▶ **GOAL**
How many of these lines hold the string "VALLEY"? Answer with the number only.

▶ **DATA FOR THIS EXERCISE**
--------------------------------

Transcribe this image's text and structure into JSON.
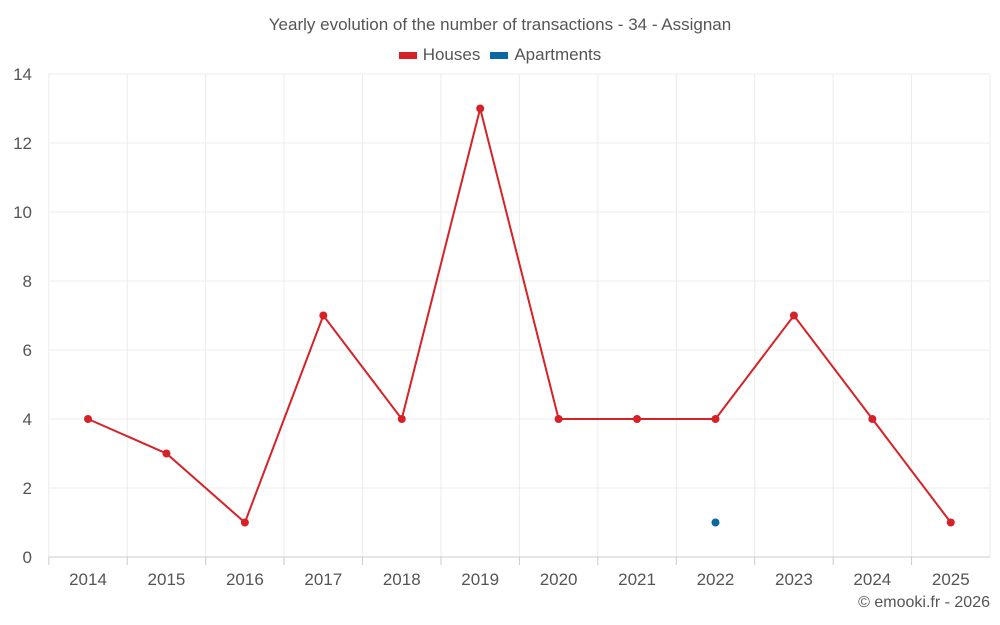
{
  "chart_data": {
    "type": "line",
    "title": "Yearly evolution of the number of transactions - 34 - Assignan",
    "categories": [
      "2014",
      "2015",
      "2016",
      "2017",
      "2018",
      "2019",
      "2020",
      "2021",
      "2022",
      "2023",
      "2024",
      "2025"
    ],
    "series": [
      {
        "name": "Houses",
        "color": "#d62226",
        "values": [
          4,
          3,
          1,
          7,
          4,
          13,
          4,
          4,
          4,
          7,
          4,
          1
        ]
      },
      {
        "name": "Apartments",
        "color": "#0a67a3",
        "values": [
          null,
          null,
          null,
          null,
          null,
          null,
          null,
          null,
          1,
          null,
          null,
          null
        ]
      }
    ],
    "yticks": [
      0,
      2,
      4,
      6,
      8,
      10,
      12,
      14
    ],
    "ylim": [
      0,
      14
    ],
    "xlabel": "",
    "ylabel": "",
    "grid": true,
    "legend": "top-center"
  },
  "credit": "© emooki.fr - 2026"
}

--------------------------------

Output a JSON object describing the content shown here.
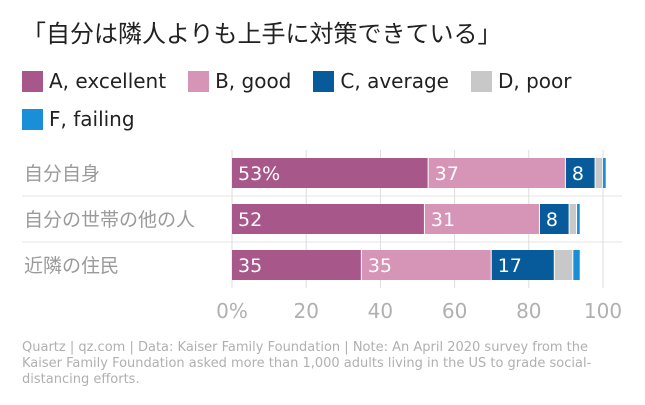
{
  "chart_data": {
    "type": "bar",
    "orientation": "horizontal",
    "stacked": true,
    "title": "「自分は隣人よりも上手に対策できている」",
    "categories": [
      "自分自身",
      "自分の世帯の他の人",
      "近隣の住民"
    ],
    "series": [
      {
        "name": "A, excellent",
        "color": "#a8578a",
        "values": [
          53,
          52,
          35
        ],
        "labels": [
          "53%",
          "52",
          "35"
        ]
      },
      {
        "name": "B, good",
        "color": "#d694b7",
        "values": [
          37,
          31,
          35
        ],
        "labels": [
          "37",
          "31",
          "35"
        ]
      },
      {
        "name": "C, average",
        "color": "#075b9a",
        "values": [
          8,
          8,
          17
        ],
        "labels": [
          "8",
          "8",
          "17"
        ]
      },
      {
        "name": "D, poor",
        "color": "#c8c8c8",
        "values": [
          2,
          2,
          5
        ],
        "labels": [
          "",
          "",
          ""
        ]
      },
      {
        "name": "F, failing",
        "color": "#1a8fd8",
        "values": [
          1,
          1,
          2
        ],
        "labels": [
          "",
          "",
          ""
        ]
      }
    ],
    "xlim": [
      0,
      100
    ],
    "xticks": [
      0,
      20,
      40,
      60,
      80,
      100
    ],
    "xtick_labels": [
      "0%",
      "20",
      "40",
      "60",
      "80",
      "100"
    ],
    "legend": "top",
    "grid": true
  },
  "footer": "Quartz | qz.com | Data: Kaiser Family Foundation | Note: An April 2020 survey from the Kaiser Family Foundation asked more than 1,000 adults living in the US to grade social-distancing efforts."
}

--------------------------------

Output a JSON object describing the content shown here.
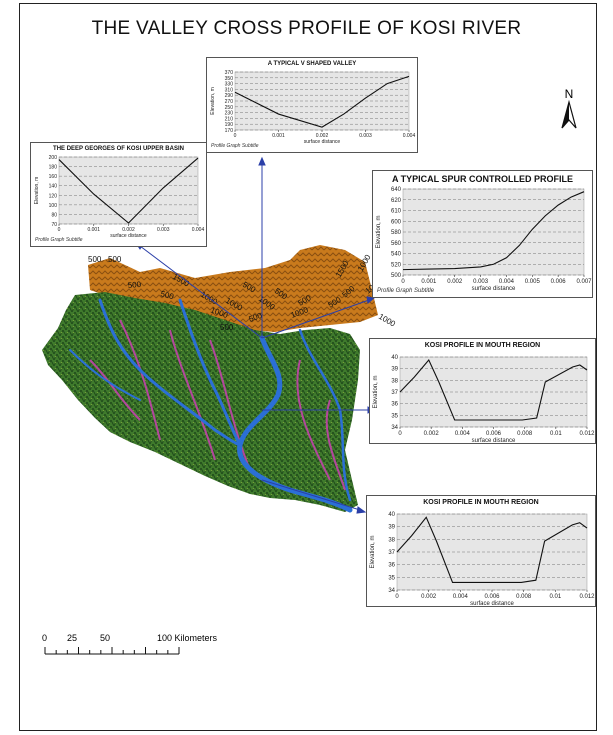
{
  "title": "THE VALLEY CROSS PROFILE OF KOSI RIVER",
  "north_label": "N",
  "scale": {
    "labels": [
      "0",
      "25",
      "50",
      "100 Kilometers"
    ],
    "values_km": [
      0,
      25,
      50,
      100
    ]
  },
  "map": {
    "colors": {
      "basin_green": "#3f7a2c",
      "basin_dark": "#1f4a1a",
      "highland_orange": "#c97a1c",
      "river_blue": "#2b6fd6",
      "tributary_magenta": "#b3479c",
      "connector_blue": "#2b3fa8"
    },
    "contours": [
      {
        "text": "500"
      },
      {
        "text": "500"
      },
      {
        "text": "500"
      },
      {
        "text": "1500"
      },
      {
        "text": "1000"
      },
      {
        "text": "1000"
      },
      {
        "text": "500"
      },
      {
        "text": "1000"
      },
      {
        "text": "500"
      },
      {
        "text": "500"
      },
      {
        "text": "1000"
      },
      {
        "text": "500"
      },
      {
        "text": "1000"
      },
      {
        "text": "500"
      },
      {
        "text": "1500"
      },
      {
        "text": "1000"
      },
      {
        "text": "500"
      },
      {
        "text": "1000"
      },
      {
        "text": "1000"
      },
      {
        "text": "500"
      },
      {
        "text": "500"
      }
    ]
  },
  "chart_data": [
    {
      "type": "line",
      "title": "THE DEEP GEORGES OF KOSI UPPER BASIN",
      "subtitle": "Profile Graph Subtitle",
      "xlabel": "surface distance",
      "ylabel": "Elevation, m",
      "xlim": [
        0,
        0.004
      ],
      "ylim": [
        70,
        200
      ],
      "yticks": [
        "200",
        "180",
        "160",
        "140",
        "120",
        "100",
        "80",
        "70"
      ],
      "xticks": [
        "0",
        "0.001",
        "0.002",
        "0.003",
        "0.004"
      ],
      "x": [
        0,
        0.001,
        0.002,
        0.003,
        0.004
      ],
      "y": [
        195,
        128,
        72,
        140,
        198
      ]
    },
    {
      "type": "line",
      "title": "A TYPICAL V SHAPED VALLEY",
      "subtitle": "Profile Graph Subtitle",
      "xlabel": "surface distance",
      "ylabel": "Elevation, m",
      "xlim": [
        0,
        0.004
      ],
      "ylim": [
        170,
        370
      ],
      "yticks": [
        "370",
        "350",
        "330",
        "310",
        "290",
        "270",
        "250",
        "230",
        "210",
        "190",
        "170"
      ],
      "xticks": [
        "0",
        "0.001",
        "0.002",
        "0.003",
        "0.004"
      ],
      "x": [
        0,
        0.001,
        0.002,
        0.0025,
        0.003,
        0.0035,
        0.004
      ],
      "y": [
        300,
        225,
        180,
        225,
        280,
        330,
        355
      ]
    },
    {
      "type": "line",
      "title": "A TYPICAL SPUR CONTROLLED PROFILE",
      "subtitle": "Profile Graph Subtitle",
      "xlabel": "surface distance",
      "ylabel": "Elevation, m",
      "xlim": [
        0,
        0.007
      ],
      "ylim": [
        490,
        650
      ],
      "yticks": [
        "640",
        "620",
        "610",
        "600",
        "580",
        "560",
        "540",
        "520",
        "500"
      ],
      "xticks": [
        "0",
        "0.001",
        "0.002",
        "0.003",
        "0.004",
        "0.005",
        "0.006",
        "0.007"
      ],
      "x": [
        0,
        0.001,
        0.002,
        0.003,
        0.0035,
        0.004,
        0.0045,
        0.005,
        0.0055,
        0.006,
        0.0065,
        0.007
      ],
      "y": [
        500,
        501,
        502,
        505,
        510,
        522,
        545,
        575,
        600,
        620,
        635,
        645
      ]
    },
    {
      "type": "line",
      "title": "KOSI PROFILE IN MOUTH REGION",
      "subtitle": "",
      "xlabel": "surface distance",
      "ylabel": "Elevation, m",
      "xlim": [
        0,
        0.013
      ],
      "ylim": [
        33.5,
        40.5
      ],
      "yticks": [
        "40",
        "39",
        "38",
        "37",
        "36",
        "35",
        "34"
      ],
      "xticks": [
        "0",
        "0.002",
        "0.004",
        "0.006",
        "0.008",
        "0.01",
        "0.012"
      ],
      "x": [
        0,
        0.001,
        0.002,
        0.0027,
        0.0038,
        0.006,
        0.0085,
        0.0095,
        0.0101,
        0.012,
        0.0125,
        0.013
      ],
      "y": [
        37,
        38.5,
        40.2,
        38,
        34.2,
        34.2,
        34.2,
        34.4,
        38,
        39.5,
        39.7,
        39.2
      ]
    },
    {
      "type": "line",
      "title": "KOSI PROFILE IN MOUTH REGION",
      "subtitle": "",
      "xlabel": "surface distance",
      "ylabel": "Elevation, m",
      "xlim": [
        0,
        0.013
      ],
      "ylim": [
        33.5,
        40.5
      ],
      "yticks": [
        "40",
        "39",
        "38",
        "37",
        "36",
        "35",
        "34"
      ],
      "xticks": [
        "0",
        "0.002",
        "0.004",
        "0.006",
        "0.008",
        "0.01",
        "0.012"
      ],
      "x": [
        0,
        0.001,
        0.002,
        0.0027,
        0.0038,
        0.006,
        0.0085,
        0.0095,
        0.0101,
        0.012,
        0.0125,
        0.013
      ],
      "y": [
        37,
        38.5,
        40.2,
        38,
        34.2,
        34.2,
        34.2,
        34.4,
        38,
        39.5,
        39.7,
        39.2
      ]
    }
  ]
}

--------------------------------

▶ **RESPONSE TO THIS EXERCISE**
2